____ Input records
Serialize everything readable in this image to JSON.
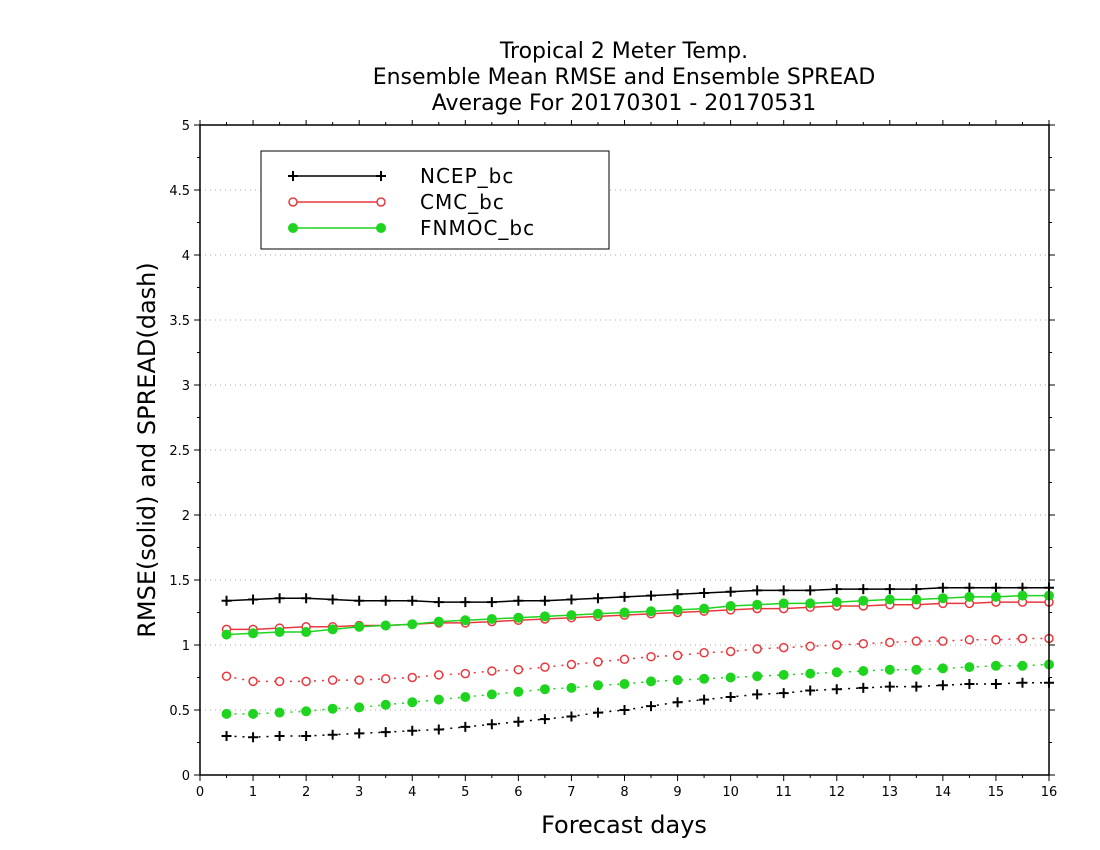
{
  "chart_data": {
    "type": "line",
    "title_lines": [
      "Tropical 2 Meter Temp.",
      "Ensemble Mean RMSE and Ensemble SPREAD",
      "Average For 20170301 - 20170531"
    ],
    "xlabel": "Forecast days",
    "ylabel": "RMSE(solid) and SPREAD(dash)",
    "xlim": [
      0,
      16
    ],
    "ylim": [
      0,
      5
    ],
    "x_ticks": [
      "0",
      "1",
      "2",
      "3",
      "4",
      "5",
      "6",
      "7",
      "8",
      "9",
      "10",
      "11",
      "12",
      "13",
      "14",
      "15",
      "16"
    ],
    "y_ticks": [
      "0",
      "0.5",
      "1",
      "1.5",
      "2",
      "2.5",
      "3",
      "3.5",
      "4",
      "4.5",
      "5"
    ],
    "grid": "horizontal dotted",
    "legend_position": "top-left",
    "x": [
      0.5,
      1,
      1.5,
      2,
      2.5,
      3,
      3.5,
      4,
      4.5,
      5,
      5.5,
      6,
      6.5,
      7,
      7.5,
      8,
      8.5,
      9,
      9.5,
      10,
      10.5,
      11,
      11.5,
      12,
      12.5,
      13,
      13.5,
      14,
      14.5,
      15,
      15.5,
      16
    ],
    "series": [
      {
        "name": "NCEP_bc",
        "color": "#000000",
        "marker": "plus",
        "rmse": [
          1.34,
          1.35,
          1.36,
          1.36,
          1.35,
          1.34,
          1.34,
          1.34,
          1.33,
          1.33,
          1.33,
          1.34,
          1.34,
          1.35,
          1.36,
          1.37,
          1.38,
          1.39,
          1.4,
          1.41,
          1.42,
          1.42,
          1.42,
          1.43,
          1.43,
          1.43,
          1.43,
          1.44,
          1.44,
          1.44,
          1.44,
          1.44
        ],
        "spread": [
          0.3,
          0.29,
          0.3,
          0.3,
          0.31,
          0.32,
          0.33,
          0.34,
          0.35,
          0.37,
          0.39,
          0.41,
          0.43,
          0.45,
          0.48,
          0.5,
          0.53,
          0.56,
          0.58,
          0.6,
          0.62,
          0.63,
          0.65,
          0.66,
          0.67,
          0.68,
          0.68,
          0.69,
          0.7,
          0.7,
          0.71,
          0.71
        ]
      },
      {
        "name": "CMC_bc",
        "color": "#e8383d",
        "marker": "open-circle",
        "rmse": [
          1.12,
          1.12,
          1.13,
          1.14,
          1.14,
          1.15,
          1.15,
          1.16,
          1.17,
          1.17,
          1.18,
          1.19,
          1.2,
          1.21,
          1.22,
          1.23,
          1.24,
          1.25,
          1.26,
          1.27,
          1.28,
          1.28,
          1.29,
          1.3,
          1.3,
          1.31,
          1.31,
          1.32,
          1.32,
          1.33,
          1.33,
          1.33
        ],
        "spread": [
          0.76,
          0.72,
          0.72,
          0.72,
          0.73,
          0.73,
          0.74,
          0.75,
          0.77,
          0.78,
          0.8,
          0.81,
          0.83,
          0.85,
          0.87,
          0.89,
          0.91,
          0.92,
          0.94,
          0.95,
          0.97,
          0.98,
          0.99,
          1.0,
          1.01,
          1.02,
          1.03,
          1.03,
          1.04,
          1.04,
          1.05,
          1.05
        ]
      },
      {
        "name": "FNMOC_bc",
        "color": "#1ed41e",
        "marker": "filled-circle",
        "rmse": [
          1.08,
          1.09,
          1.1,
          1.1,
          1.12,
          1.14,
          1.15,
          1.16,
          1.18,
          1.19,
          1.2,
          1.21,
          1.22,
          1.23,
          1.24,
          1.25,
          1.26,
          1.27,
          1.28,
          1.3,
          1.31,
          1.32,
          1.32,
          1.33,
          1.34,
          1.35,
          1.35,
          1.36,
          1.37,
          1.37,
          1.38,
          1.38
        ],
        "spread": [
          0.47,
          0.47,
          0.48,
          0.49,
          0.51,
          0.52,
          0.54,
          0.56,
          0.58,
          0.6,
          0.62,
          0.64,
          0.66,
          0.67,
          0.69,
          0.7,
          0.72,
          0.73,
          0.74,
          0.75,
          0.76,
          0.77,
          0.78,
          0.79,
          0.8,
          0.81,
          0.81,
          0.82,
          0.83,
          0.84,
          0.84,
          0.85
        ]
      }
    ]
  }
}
________
### Required task
Read the entries and show each line that mentions "circle".

### Expected answer
        "marker": "open-circle",
        "marker": "filled-circle",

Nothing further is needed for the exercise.